--- Start Data supplied ---

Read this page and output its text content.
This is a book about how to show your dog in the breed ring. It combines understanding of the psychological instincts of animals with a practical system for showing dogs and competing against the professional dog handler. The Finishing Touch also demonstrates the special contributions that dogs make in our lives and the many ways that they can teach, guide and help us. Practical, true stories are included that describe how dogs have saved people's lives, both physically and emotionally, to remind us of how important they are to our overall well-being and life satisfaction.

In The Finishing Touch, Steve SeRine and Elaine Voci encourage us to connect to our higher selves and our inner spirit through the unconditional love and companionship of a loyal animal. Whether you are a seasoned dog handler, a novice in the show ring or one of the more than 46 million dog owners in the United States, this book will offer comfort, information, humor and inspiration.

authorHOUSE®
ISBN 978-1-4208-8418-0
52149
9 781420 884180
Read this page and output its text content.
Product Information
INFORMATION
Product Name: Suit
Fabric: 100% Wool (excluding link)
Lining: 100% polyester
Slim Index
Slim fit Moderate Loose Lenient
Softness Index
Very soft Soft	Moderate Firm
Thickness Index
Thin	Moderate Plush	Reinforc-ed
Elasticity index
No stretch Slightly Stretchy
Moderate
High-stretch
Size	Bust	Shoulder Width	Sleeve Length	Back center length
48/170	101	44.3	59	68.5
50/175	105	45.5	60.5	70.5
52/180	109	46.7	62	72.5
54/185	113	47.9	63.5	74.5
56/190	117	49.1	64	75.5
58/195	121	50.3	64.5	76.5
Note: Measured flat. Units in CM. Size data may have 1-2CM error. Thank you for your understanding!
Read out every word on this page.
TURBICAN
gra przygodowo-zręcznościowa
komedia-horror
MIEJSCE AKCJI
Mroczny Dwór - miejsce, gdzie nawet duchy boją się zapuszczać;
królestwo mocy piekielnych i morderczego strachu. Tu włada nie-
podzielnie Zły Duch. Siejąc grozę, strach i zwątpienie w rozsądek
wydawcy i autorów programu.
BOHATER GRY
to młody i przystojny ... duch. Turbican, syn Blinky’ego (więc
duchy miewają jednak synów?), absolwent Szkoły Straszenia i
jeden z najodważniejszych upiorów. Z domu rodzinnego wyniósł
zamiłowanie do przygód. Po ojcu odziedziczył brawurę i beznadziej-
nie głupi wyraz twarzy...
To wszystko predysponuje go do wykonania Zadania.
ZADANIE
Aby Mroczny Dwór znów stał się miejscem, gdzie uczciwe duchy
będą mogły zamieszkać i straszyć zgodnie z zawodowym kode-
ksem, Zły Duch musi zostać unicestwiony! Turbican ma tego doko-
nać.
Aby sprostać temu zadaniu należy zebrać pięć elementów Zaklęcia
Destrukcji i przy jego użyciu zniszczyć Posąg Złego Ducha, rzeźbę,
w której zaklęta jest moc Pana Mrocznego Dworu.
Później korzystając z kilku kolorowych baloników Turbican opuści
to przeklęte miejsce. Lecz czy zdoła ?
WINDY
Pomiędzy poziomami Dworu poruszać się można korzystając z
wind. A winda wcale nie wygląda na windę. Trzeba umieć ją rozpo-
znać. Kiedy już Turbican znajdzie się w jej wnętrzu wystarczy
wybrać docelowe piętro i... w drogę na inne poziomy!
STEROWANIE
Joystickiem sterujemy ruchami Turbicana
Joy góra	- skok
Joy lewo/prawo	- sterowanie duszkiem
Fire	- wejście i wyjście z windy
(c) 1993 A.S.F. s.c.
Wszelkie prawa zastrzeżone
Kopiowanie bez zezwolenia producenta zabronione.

--- End Data supplied ---

#### Stated goal
Beginning with the line that contains "Read out every word on this page.", repeat every line through the end of the records and nothing more.

#### Task output
Read out every word on this page.
TURBICAN
gra przygodowo-zręcznościowa
komedia-horror
MIEJSCE AKCJI
Mroczny Dwór - miejsce, gdzie nawet duchy boją się zapuszczać;
królestwo mocy piekielnych i morderczego strachu. Tu włada nie-
podzielnie Zły Duch. Siejąc grozę, strach i zwątpienie w rozsądek
wydawcy i autorów programu.
BOHATER GRY
to młody i przystojny ... duch. Turbican, syn Blinky’ego (więc
duchy miewają jednak synów?), absolwent Szkoły Straszenia i
jeden z najodważniejszych upiorów. Z domu rodzinnego wyniósł
zamiłowanie do przygód. Po ojcu odziedziczył brawurę i beznadziej-
nie głupi wyraz twarzy...
To wszystko predysponuje go do wykonania Zadania.
ZADANIE
Aby Mroczny Dwór znów stał się miejscem, gdzie uczciwe duchy
będą mogły zamieszkać i straszyć zgodnie z zawodowym kode-
ksem, Zły Duch musi zostać unicestwiony! Turbican ma tego doko-
nać.
Aby sprostać temu zadaniu należy zebrać pięć elementów Zaklęcia
Destrukcji i przy jego użyciu zniszczyć Posąg Złego Ducha, rzeźbę,
w której zaklęta jest moc Pana Mrocznego Dworu.
Później korzystając z kilku kolorowych baloników Turbican opuści
to przeklęte miejsce. Lecz czy zdoła ?
WINDY
Pomiędzy poziomami Dworu poruszać się można korzystając z
wind. A winda wcale nie wygląda na windę. Trzeba umieć ją rozpo-
znać. Kiedy już Turbican znajdzie się w jej wnętrzu wystarczy
wybrać docelowe piętro i... w drogę na inne poziomy!
STEROWANIE
Joystickiem sterujemy ruchami Turbicana
Joy góra	- skok
Joy lewo/prawo	- sterowanie duszkiem
Fire	- wejście i wyjście z windy
(c) 1993 A.S.F. s.c.
Wszelkie prawa zastrzeżone
Kopiowanie bez zezwolenia producenta zabronione.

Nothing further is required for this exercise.